• **Task instructions**:
Write out each of the following lines exactly as it appears, keeping every character unchanged.

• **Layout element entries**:
--------------------------------
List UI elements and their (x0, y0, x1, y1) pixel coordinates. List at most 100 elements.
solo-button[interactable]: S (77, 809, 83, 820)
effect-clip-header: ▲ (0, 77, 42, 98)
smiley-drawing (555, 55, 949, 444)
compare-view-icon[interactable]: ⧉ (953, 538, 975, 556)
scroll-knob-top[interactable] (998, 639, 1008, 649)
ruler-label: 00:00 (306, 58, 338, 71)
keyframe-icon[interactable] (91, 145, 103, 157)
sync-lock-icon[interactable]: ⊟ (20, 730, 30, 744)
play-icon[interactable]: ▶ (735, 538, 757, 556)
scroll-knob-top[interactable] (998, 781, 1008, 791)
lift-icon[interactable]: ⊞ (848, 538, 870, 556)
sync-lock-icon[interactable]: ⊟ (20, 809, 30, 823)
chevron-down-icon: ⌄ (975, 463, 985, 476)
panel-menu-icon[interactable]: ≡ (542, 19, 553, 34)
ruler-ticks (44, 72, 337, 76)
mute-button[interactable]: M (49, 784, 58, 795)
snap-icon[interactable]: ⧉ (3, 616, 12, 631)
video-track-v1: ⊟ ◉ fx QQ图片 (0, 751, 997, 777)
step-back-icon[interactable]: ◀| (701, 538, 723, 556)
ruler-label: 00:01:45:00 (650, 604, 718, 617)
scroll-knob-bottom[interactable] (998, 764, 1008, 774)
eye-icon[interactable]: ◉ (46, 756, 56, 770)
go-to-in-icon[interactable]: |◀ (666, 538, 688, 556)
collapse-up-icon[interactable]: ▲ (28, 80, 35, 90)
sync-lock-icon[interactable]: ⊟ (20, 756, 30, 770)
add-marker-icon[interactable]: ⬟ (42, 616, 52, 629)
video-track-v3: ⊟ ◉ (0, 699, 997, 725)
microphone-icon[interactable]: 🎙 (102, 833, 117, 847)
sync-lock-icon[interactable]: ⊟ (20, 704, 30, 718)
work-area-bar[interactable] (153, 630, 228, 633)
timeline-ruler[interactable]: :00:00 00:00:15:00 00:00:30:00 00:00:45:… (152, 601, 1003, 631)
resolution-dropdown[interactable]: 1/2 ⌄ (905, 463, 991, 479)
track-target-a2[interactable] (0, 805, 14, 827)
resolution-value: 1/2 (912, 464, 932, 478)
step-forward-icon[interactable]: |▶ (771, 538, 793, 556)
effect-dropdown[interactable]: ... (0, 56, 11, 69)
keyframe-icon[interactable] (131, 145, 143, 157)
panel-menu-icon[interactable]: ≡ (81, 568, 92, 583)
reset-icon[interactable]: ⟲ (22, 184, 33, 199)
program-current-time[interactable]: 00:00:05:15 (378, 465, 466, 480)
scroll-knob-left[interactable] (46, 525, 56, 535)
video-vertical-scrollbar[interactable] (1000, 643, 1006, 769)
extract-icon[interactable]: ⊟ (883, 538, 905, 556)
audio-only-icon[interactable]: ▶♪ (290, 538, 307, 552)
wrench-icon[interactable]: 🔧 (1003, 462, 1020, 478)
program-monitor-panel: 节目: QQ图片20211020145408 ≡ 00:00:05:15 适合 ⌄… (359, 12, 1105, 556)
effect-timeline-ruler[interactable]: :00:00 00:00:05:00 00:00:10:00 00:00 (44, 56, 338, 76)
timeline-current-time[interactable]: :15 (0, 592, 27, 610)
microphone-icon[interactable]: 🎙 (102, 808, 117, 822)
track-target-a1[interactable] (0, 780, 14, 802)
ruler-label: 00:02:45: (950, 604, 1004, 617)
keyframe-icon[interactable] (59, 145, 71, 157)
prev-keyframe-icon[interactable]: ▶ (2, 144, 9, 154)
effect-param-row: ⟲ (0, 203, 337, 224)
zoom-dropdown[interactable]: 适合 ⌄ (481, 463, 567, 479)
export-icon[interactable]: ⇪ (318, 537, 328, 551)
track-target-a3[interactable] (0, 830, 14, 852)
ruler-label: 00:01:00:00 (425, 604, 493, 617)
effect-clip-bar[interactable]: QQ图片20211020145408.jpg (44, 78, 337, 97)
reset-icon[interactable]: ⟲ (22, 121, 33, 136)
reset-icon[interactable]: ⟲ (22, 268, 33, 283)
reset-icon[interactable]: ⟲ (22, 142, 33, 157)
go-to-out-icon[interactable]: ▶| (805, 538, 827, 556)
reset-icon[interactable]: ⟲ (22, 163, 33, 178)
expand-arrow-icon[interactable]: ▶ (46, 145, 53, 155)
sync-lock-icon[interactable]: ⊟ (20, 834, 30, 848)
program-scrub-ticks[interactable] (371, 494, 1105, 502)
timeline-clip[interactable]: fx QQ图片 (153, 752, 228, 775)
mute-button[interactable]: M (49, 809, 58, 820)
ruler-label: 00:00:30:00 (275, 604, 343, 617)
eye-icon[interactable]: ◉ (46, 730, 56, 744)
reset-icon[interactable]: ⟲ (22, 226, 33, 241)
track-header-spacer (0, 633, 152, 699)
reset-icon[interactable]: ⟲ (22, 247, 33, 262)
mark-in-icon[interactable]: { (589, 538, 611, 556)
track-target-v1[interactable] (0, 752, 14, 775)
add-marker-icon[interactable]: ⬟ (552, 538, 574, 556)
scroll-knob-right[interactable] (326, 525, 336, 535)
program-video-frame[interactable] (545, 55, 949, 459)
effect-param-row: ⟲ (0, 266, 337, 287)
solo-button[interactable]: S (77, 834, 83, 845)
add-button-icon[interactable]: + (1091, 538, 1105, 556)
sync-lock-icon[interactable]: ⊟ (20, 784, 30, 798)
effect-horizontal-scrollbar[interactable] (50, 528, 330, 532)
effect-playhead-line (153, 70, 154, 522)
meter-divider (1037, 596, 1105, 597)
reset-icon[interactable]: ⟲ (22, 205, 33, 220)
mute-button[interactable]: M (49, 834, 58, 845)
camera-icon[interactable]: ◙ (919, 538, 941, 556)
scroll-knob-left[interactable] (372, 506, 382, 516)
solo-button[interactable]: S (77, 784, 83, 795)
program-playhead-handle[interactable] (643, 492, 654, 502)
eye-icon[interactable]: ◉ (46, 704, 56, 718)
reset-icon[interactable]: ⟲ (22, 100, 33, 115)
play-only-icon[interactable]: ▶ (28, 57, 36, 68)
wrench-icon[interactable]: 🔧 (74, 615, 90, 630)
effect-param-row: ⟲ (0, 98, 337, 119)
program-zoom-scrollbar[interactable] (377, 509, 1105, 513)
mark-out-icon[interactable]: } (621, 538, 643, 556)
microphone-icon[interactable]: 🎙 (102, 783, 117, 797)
--------------------------------
• **Expected answer**:
List UI elements and their (x0, y0, x1, y1) pixel coordinates. List at most 100 elements.
solo-button[interactable]: S (77, 809, 83, 820)
effect-clip-header: ▲ (0, 77, 42, 98)
smiley-drawing (555, 55, 949, 444)
compare-view-icon[interactable]: ⧉ (953, 538, 975, 556)
scroll-knob-top[interactable] (998, 639, 1008, 649)
ruler-label: 00:00 (306, 58, 338, 71)
keyframe-icon[interactable] (91, 145, 103, 157)
sync-lock-icon[interactable]: ⊟ (20, 730, 30, 744)
play-icon[interactable]: ▶ (735, 538, 757, 556)
scroll-knob-top[interactable] (998, 781, 1008, 791)
lift-icon[interactable]: ⊞ (848, 538, 870, 556)
sync-lock-icon[interactable]: ⊟ (20, 809, 30, 823)
chevron-down-icon: ⌄ (975, 463, 985, 476)
panel-menu-icon[interactable]: ≡ (542, 19, 553, 34)
ruler-ticks (44, 72, 337, 76)
mute-button[interactable]: M (49, 784, 58, 795)
snap-icon[interactable]: ⧉ (3, 616, 12, 631)
video-track-v1: ⊟ ◉ fx QQ图片 (0, 751, 997, 777)
step-back-icon[interactable]: ◀| (701, 538, 723, 556)
ruler-label: 00:01:45:00 (650, 604, 718, 617)
scroll-knob-bottom[interactable] (998, 764, 1008, 774)
eye-icon[interactable]: ◉ (46, 756, 56, 770)
go-to-in-icon[interactable]: |◀ (666, 538, 688, 556)
collapse-up-icon[interactable]: ▲ (28, 80, 35, 90)
sync-lock-icon[interactable]: ⊟ (20, 756, 30, 770)
add-marker-icon[interactable]: ⬟ (42, 616, 52, 629)
video-track-v3: ⊟ ◉ (0, 699, 997, 725)
microphone-icon[interactable]: 🎙 (102, 833, 117, 847)
sync-lock-icon[interactable]: ⊟ (20, 704, 30, 718)
work-area-bar[interactable] (153, 630, 228, 633)
timeline-ruler[interactable]: :00:00 00:00:15:00 00:00:30:00 00:00:45:… (152, 601, 1003, 631)
resolution-dropdown[interactable]: 1/2 ⌄ (905, 463, 991, 479)
track-target-a2[interactable] (0, 805, 14, 827)
resolution-value: 1/2 (912, 464, 932, 478)
step-forward-icon[interactable]: |▶ (771, 538, 793, 556)
effect-dropdown[interactable]: ... (0, 56, 11, 69)
keyframe-icon[interactable] (131, 145, 143, 157)
panel-menu-icon[interactable]: ≡ (81, 568, 92, 583)
reset-icon[interactable]: ⟲ (22, 184, 33, 199)
program-current-time[interactable]: 00:00:05:15 (378, 465, 466, 480)
scroll-knob-left[interactable] (46, 525, 56, 535)
video-vertical-scrollbar[interactable] (1000, 643, 1006, 769)
extract-icon[interactable]: ⊟ (883, 538, 905, 556)
audio-only-icon[interactable]: ▶♪ (290, 538, 307, 552)
wrench-icon[interactable]: 🔧 (1003, 462, 1020, 478)
program-monitor-panel: 节目: QQ图片20211020145408 ≡ 00:00:05:15 适合 ⌄… (359, 12, 1105, 556)
effect-timeline-ruler[interactable]: :00:00 00:00:05:00 00:00:10:00 00:00 (44, 56, 338, 76)
timeline-current-time[interactable]: :15 (0, 592, 27, 610)
microphone-icon[interactable]: 🎙 (102, 808, 117, 822)
track-target-a1[interactable] (0, 780, 14, 802)
ruler-label: 00:02:45: (950, 604, 1004, 617)
keyframe-icon[interactable] (59, 145, 71, 157)
prev-keyframe-icon[interactable]: ▶ (2, 144, 9, 154)
effect-param-row: ⟲ (0, 203, 337, 224)
zoom-dropdown[interactable]: 适合 ⌄ (481, 463, 567, 479)
export-icon[interactable]: ⇪ (318, 537, 328, 551)
track-target-a3[interactable] (0, 830, 14, 852)
ruler-label: 00:01:00:00 (425, 604, 493, 617)
effect-clip-bar[interactable]: QQ图片20211020145408.jpg (44, 78, 337, 97)
reset-icon[interactable]: ⟲ (22, 121, 33, 136)
reset-icon[interactable]: ⟲ (22, 268, 33, 283)
reset-icon[interactable]: ⟲ (22, 142, 33, 157)
go-to-out-icon[interactable]: ▶| (805, 538, 827, 556)
reset-icon[interactable]: ⟲ (22, 163, 33, 178)
expand-arrow-icon[interactable]: ▶ (46, 145, 53, 155)
sync-lock-icon[interactable]: ⊟ (20, 834, 30, 848)
program-scrub-ticks[interactable] (371, 494, 1105, 502)
timeline-clip[interactable]: fx QQ图片 (153, 752, 228, 775)
mute-button[interactable]: M (49, 809, 58, 820)
ruler-label: 00:00:30:00 (275, 604, 343, 617)
eye-icon[interactable]: ◉ (46, 730, 56, 744)
reset-icon[interactable]: ⟲ (22, 226, 33, 241)
track-header-spacer (0, 633, 152, 699)
reset-icon[interactable]: ⟲ (22, 247, 33, 262)
mark-in-icon[interactable]: { (589, 538, 611, 556)
track-target-v1[interactable] (0, 752, 14, 775)
add-marker-icon[interactable]: ⬟ (552, 538, 574, 556)
scroll-knob-right[interactable] (326, 525, 336, 535)
program-video-frame[interactable] (545, 55, 949, 459)
effect-param-row: ⟲ (0, 266, 337, 287)
solo-button[interactable]: S (77, 834, 83, 845)
add-button-icon[interactable]: + (1091, 538, 1105, 556)
sync-lock-icon[interactable]: ⊟ (20, 784, 30, 798)
effect-horizontal-scrollbar[interactable] (50, 528, 330, 532)
effect-playhead-line (153, 70, 154, 522)
meter-divider (1037, 596, 1105, 597)
reset-icon[interactable]: ⟲ (22, 205, 33, 220)
mute-button[interactable]: M (49, 834, 58, 845)
camera-icon[interactable]: ◙ (919, 538, 941, 556)
scroll-knob-left[interactable] (372, 506, 382, 516)
solo-button[interactable]: S (77, 784, 83, 795)
program-playhead-handle[interactable] (643, 492, 654, 502)
eye-icon[interactable]: ◉ (46, 704, 56, 718)
reset-icon[interactable]: ⟲ (22, 100, 33, 115)
play-only-icon[interactable]: ▶ (28, 57, 36, 68)
wrench-icon[interactable]: 🔧 (74, 615, 90, 630)
effect-param-row: ⟲ (0, 98, 337, 119)
program-zoom-scrollbar[interactable] (377, 509, 1105, 513)
mark-out-icon[interactable]: } (621, 538, 643, 556)
microphone-icon[interactable]: 🎙 (102, 783, 117, 797)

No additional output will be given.